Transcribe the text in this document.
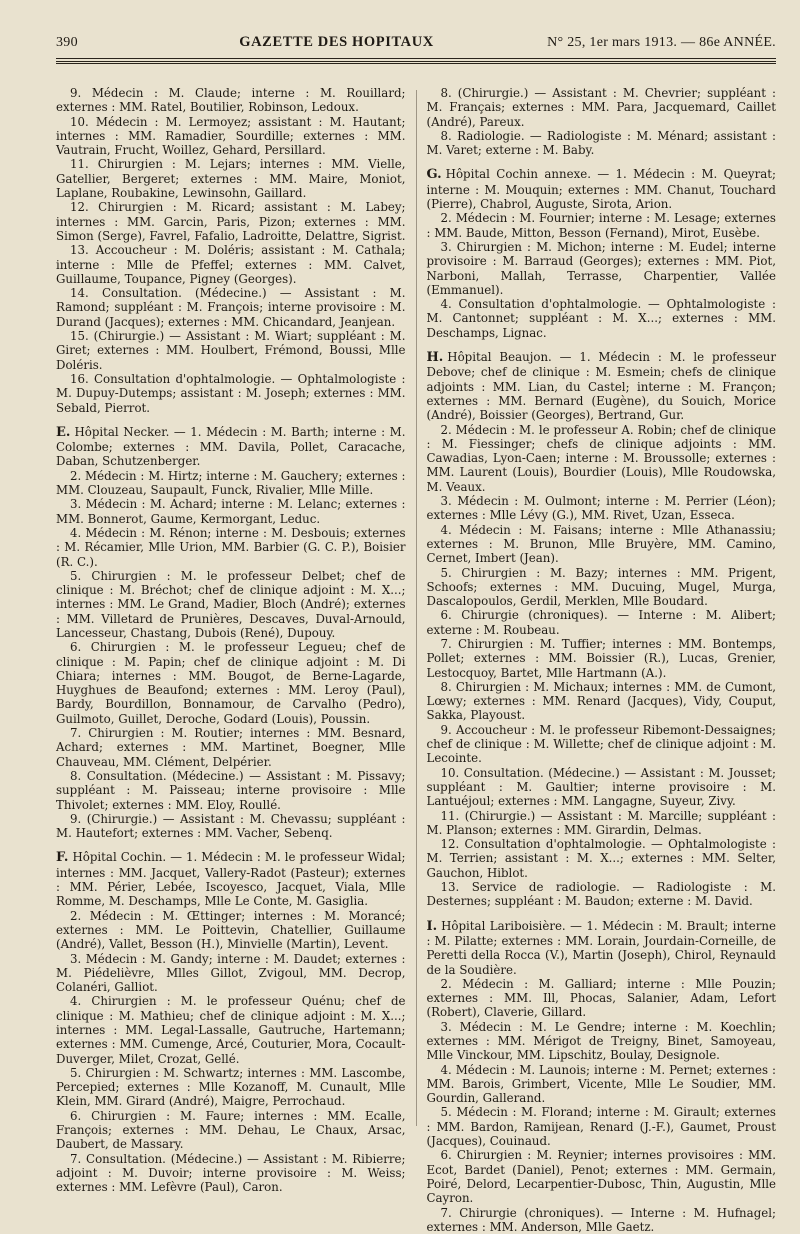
390	GAZETTE DES HOPITAUX	N° 25, 1er mars 1913. — 86e ANNÉE.

9. Médecin : M. Claude; interne : M. Rouillard; externes : MM. Ratel, Boutilier, Robinson, Ledoux.

10. Médecin : M. Lermoyez; assistant : M. Hautant; internes : MM. Ramadier, Sourdille; externes : MM. Vautrain, Frucht, Woillez, Gehard, Persillard.

11. Chirurgien : M. Lejars; internes : MM. Vielle, Gatellier, Bergeret; externes : MM. Maire, Moniot, Laplane, Roubakine, Lewinsohn, Gaillard.

12. Chirurgien : M. Ricard; assistant : M. Labey; internes : MM. Garcin, Paris, Pizon; externes : MM. Simon (Serge), Favrel, Fafalio, Ladroitte, Delattre, Sigrist.

13. Accoucheur : M. Doléris; assistant : M. Cathala; interne : Mlle de Pfeffel; externes : MM. Calvet, Guillaume, Toupance, Pigney (Georges).

14. Consultation. (Médecine.) — Assistant : M. Ramond; suppléant : M. François; interne provisoire : M. Durand (Jacques); externes : MM. Chicandard, Jeanjean.

15. (Chirurgie.) — Assistant : M. Wiart; suppléant : M. Giret; externes : MM. Houlbert, Frémond, Boussi, Mlle Doléris.

16. Consultation d'ophtalmologie. — Ophtalmologiste : M. Dupuy-Dutemps; assistant : M. Joseph; externes : MM. Sebald, Pierrot.

E. Hôpital Necker. — 1. Médecin : M. Barth; interne : M. Colombe; externes : MM. Davila, Pollet, Caracache, Daban, Schutzenberger.

2. Médecin : M. Hirtz; interne : M. Gauchery; externes : MM. Clouzeau, Saupault, Funck, Rivalier, Mlle Mille.

3. Médecin : M. Achard; interne : M. Lelanc; externes : MM. Bonnerot, Gaume, Kermorgant, Leduc.

4. Médecin : M. Rénon; interne : M. Desbouis; externes : M. Récamier, Mlle Urion, MM. Barbier (G. C. P.), Boisier (R. C.).

5. Chirurgien : M. le professeur Delbet; chef de clinique : M. Bréchot; chef de clinique adjoint : M. X...; internes : MM. Le Grand, Madier, Bloch (André); externes : MM. Villetard de Prunières, Descaves, Duval-Arnould, Lancesseur, Chastang, Dubois (René), Dupouy.

6. Chirurgien : M. le professeur Legueu; chef de clinique : M. Papin; chef de clinique adjoint : M. Di Chiara; internes : MM. Bougot, de Berne-Lagarde, Huyghues de Beaufond; externes : MM. Leroy (Paul), Bardy, Bourdillon, Bonnamour, de Carvalho (Pedro), Guilmoto, Guillet, Deroche, Godard (Louis), Poussin.

7. Chirurgien : M. Routier; internes : MM. Besnard, Achard; externes : MM. Martinet, Boegner, Mlle Chauveau, MM. Clément, Delpérier.

8. Consultation. (Médecine.) — Assistant : M. Pissavy; suppléant : M. Paisseau; interne provisoire : Mlle Thivolet; externes : MM. Eloy, Roullé.

9. (Chirurgie.) — Assistant : M. Chevassu; suppléant : M. Hautefort; externes : MM. Vacher, Sebenq.

F. Hôpital Cochin. — 1. Médecin : M. le professeur Widal; internes : MM. Jacquet, Vallery-Radot (Pasteur); externes : MM. Périer, Lebée, Iscoyesco, Jacquet, Viala, Mlle Romme, M. Deschamps, Mlle Le Conte, M. Gasiglia.

2. Médecin : M. Œttinger; internes : M. Morancé; externes : MM. Le Poittevin, Chatellier, Guillaume (André), Vallet, Besson (H.), Minvielle (Martin), Levent.

3. Médecin : M. Gandy; interne : M. Daudet; externes : M. Piédelièvre, Mlles Gillot, Zvigoul, MM. Decrop, Colanéri, Galliot.

4. Chirurgien : M. le professeur Quénu; chef de clinique : M. Mathieu; chef de clinique adjoint : M. X...; internes : MM. Legal-Lassalle, Gautruche, Hartemann; externes : MM. Cumenge, Arcé, Couturier, Mora, Cocault-Duverger, Milet, Crozat, Gellé.

5. Chirurgien : M. Schwartz; internes : MM. Lascombe, Percepied; externes : Mlle Kozanoff, M. Cunault, Mlle Klein, MM. Girard (André), Maigre, Perrochaud.

6. Chirurgien : M. Faure; internes : MM. Ecalle, François; externes : MM. Dehau, Le Chaux, Arsac, Daubert, de Massary.

7. Consultation. (Médecine.) — Assistant : M. Ribierre; adjoint : M. Duvoir; interne provisoire : M. Weiss; externes : MM. Lefèvre (Paul), Caron.

8. (Chirurgie.) — Assistant : M. Chevrier; suppléant : M. Français; externes : MM. Para, Jacquemard, Caillet (André), Pareux.

8. Radiologie. — Radiologiste : M. Ménard; assistant : M. Varet; externe : M. Baby.

G. Hôpital Cochin annexe. — 1. Médecin : M. Queyrat; interne : M. Mouquin; externes : MM. Chanut, Touchard (Pierre), Chabrol, Auguste, Sirota, Arion.

2. Médecin : M. Fournier; interne : M. Lesage; externes : MM. Baude, Mitton, Besson (Fernand), Mirot, Eusèbe.

3. Chirurgien : M. Michon; interne : M. Eudel; interne provisoire : M. Barraud (Georges); externes : MM. Piot, Narboni, Mallah, Terrasse, Charpentier, Vallée (Emmanuel).

4. Consultation d'ophtalmologie. — Ophtalmologiste : M. Cantonnet; suppléant : M. X...; externes : MM. Deschamps, Lignac.

H. Hôpital Beaujon. — 1. Médecin : M. le professeur Debove; chef de clinique : M. Esmein; chefs de clinique adjoints : MM. Lian, du Castel; interne : M. Françon; externes : MM. Bernard (Eugène), du Souich, Morice (André), Boissier (Georges), Bertrand, Gur.

2. Médecin : M. le professeur A. Robin; chef de clinique : M. Fiessinger; chefs de clinique adjoints : MM. Cawadias, Lyon-Caen; interne : M. Broussolle; externes : MM. Laurent (Louis), Bourdier (Louis), Mlle Roudowska, M. Veaux.

3. Médecin : M. Oulmont; interne : M. Perrier (Léon); externes : Mlle Lévy (G.), MM. Rivet, Uzan, Esseca.

4. Médecin : M. Faisans; interne : Mlle Athanassiu; externes : M. Brunon, Mlle Bruyère, MM. Camino, Cernet, Imbert (Jean).

5. Chirurgien : M. Bazy; internes : MM. Prigent, Schoofs; externes : MM. Ducuing, Mugel, Murga, Dascalopoulos, Gerdil, Merklen, Mlle Boudard.

6. Chirurgie (chroniques). — Interne : M. Alibert; externe : M. Roubeau.

7. Chirurgien : M. Tuffier; internes : MM. Bontemps, Pollet; externes : MM. Boissier (R.), Lucas, Grenier, Lestocquoy, Bartet, Mlle Hartmann (A.).

8. Chirurgien : M. Michaux; internes : MM. de Cumont, Lœwy; externes : MM. Renard (Jacques), Vidy, Couput, Sakka, Playoust.

9. Accoucheur : M. le professeur Ribemont-Dessaignes; chef de clinique : M. Willette; chef de clinique adjoint : M. Lecointe.

10. Consultation. (Médecine.) — Assistant : M. Jousset; suppléant : M. Gaultier; interne provisoire : M. Lantuéjoul; externes : MM. Langagne, Suyeur, Zivy.

11. (Chirurgie.) — Assistant : M. Marcille; suppléant : M. Planson; externes : MM. Girardin, Delmas.

12. Consultation d'ophtalmologie. — Ophtalmologiste : M. Terrien; assistant : M. X...; externes : MM. Selter, Gauchon, Hiblot.

13. Service de radiologie. — Radiologiste : M. Desternes; suppléant : M. Baudon; externe : M. David.

I. Hôpital Lariboisière. — 1. Médecin : M. Brault; interne : M. Pilatte; externes : MM. Lorain, Jourdain-Corneille, de Peretti della Rocca (V.), Martin (Joseph), Chirol, Reynauld de la Soudière.

2. Médecin : M. Galliard; interne : Mlle Pouzin; externes : MM. Ill, Phocas, Salanier, Adam, Lefort (Robert), Claverie, Gillard.

3. Médecin : M. Le Gendre; interne : M. Koechlin; externes : MM. Mérigot de Treigny, Binet, Samoyeau, Mlle Vinckour, MM. Lipschitz, Boulay, Designole.

4. Médecin : M. Launois; interne : M. Pernet; externes : MM. Barois, Grimbert, Vicente, Mlle Le Soudier, MM. Gourdin, Gallerand.

5. Médecin : M. Florand; interne : M. Girault; externes : MM. Bardon, Ramijean, Renard (J.-F.), Gaumet, Proust (Jacques), Couinaud.

6. Chirurgien : M. Reynier; internes provisoires : MM. Ecot, Bardet (Daniel), Penot; externes : MM. Germain, Poiré, Delord, Lecarpentier-Dubosc, Thin, Augustin, Mlle Cayron.

7. Chirurgie (chroniques). — Interne : M. Hufnagel; externes : MM. Anderson, Mlle Gaetz.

++++++++++++++++++++

[What the exercise asks]
Where a line holds "Georges", copy it out.

[Correct output]
13. Accoucheur : M. Doléris; assistant : M. Cathala; interne : Mlle de Pfeffel; externes : MM. Calvet, Guillaume, Toupance, Pigney (Georges).
3. Chirurgien : M. Michon; interne : M. Eudel; interne provisoire : M. Barraud (Georges); externes : MM. Piot, Narboni, Mallah, Terrasse, Charpentier, Vallée (Emmanuel).
H. Hôpital Beaujon. — 1. Médecin : M. le professeur Debove; chef de clinique : M. Esmein; chefs de clinique adjoints : MM. Lian, du Castel; interne : M. Françon; externes : MM. Bernard (Eugène), du Souich, Morice (André), Boissier (Georges), Bertrand, Gur.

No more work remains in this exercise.